Figure dataset records:
******************************
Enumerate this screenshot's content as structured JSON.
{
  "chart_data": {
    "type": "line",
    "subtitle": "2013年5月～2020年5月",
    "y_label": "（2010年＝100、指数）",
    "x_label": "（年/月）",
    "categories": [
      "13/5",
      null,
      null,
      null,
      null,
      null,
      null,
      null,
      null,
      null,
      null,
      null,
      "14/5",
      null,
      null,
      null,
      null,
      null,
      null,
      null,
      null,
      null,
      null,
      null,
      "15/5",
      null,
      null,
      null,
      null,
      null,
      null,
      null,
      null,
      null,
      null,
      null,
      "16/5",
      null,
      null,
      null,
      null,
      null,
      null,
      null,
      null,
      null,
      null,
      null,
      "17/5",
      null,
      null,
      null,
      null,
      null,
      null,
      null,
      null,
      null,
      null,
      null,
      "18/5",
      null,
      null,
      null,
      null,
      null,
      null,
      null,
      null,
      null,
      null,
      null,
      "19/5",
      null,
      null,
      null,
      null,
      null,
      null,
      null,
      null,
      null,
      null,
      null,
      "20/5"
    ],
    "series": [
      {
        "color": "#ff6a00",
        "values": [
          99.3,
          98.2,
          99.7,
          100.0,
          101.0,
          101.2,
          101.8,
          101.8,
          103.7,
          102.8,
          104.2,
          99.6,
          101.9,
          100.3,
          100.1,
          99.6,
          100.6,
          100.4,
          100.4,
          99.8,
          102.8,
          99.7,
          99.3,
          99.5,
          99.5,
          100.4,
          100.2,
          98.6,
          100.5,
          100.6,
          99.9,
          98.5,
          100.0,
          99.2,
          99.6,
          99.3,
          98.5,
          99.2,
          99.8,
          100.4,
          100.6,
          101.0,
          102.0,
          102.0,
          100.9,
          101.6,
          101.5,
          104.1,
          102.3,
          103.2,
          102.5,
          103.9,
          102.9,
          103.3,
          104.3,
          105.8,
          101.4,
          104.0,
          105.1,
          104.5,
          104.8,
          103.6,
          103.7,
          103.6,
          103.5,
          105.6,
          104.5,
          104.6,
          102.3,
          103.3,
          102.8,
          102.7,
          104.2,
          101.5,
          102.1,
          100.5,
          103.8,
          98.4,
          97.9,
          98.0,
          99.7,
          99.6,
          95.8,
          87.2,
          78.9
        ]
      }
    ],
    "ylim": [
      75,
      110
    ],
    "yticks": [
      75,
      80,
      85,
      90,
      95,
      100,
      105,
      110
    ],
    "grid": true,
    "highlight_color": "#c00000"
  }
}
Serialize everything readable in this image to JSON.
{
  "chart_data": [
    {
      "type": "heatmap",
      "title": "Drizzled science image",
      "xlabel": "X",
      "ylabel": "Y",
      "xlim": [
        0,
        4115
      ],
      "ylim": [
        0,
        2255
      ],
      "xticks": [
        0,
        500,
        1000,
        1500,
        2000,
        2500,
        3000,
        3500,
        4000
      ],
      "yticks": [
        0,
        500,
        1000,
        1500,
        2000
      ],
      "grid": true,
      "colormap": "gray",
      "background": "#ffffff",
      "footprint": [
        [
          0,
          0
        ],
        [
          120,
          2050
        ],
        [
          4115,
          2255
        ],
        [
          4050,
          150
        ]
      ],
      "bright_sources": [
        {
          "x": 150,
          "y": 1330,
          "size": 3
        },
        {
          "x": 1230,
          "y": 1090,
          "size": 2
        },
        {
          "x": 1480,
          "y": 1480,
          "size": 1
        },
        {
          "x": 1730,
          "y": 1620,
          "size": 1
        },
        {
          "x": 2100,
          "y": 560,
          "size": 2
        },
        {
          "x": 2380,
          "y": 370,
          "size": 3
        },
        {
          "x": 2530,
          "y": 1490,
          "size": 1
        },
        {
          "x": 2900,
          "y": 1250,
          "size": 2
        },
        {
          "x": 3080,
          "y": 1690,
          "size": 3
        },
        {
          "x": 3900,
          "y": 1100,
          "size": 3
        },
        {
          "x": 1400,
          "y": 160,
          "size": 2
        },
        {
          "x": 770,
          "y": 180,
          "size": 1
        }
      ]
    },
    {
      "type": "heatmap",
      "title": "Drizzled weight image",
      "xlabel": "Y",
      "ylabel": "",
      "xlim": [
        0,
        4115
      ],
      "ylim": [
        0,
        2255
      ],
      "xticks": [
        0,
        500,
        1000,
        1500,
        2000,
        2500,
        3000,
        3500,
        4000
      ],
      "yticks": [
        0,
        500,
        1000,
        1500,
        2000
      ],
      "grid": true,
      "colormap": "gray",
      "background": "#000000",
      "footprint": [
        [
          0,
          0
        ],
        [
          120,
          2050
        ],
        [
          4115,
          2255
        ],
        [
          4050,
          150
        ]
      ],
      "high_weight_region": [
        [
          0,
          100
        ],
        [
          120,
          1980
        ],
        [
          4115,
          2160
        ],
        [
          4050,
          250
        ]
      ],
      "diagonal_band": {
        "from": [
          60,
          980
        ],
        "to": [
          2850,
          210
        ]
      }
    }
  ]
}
******************************
WHAT YOU WILL DO:
From the first line to the last, retype the data exactly.

EXERCISE RESULT:
Enumerate this screenshot's content as structured JSON.
{
  "chart_data": {
    "type": "line",
    "subtitle": "2013年5月～2020年5月",
    "y_label": "（2010年＝100、指数）",
    "x_label": "（年/月）",
    "categories": [
      "13/5",
      null,
      null,
      null,
      null,
      null,
      null,
      null,
      null,
      null,
      null,
      null,
      "14/5",
      null,
      null,
      null,
      null,
      null,
      null,
      null,
      null,
      null,
      null,
      null,
      "15/5",
      null,
      null,
      null,
      null,
      null,
      null,
      null,
      null,
      null,
      null,
      null,
      "16/5",
      null,
      null,
      null,
      null,
      null,
      null,
      null,
      null,
      null,
      null,
      null,
      "17/5",
      null,
      null,
      null,
      null,
      null,
      null,
      null,
      null,
      null,
      null,
      null,
      "18/5",
      null,
      null,
      null,
      null,
      null,
      null,
      null,
      null,
      null,
      null,
      null,
      "19/5",
      null,
      null,
      null,
      null,
      null,
      null,
      null,
      null,
      null,
      null,
      null,
      "20/5"
    ],
    "series": [
      {
        "color": "#ff6a00",
        "values": [
          99.3,
          98.2,
          99.7,
          100.0,
          101.0,
          101.2,
          101.8,
          101.8,
          103.7,
          102.8,
          104.2,
          99.6,
          101.9,
          100.3,
          100.1,
          99.6,
          100.6,
          100.4,
          100.4,
          99.8,
          102.8,
          99.7,
          99.3,
          99.5,
          99.5,
          100.4,
          100.2,
          98.6,
          100.5,
          100.6,
          99.9,
          98.5,
          100.0,
          99.2,
          99.6,
          99.3,
          98.5,
          99.2,
          99.8,
          100.4,
          100.6,
          101.0,
          102.0,
          102.0,
          100.9,
          101.6,
          101.5,
          104.1,
          102.3,
          103.2,
          102.5,
          103.9,
          102.9,
          103.3,
          104.3,
          105.8,
          101.4,
          104.0,
          105.1,
          104.5,
          104.8,
          103.6,
          103.7,
          103.6,
          103.5,
          105.6,
          104.5,
          104.6,
          102.3,
          103.3,
          102.8,
          102.7,
          104.2,
          101.5,
          102.1,
          100.5,
          103.8,
          98.4,
          97.9,
          98.0,
          99.7,
          99.6,
          95.8,
          87.2,
          78.9
        ]
      }
    ],
    "ylim": [
      75,
      110
    ],
    "yticks": [
      75,
      80,
      85,
      90,
      95,
      100,
      105,
      110
    ],
    "grid": true,
    "highlight_color": "#c00000"
  }
}
Serialize everything readable in this image to JSON.
{
  "chart_data": [
    {
      "type": "heatmap",
      "title": "Drizzled science image",
      "xlabel": "X",
      "ylabel": "Y",
      "xlim": [
        0,
        4115
      ],
      "ylim": [
        0,
        2255
      ],
      "xticks": [
        0,
        500,
        1000,
        1500,
        2000,
        2500,
        3000,
        3500,
        4000
      ],
      "yticks": [
        0,
        500,
        1000,
        1500,
        2000
      ],
      "grid": true,
      "colormap": "gray",
      "background": "#ffffff",
      "footprint": [
        [
          0,
          0
        ],
        [
          120,
          2050
        ],
        [
          4115,
          2255
        ],
        [
          4050,
          150
        ]
      ],
      "bright_sources": [
        {
          "x": 150,
          "y": 1330,
          "size": 3
        },
        {
          "x": 1230,
          "y": 1090,
          "size": 2
        },
        {
          "x": 1480,
          "y": 1480,
          "size": 1
        },
        {
          "x": 1730,
          "y": 1620,
          "size": 1
        },
        {
          "x": 2100,
          "y": 560,
          "size": 2
        },
        {
          "x": 2380,
          "y": 370,
          "size": 3
        },
        {
          "x": 2530,
          "y": 1490,
          "size": 1
        },
        {
          "x": 2900,
          "y": 1250,
          "size": 2
        },
        {
          "x": 3080,
          "y": 1690,
          "size": 3
        },
        {
          "x": 3900,
          "y": 1100,
          "size": 3
        },
        {
          "x": 1400,
          "y": 160,
          "size": 2
        },
        {
          "x": 770,
          "y": 180,
          "size": 1
        }
      ]
    },
    {
      "type": "heatmap",
      "title": "Drizzled weight image",
      "xlabel": "Y",
      "ylabel": "",
      "xlim": [
        0,
        4115
      ],
      "ylim": [
        0,
        2255
      ],
      "xticks": [
        0,
        500,
        1000,
        1500,
        2000,
        2500,
        3000,
        3500,
        4000
      ],
      "yticks": [
        0,
        500,
        1000,
        1500,
        2000
      ],
      "grid": true,
      "colormap": "gray",
      "background": "#000000",
      "footprint": [
        [
          0,
          0
        ],
        [
          120,
          2050
        ],
        [
          4115,
          2255
        ],
        [
          4050,
          150
        ]
      ],
      "high_weight_region": [
        [
          0,
          100
        ],
        [
          120,
          1980
        ],
        [
          4115,
          2160
        ],
        [
          4050,
          250
        ]
      ],
      "diagonal_band": {
        "from": [
          60,
          980
        ],
        "to": [
          2850,
          210
        ]
      }
    }
  ]
}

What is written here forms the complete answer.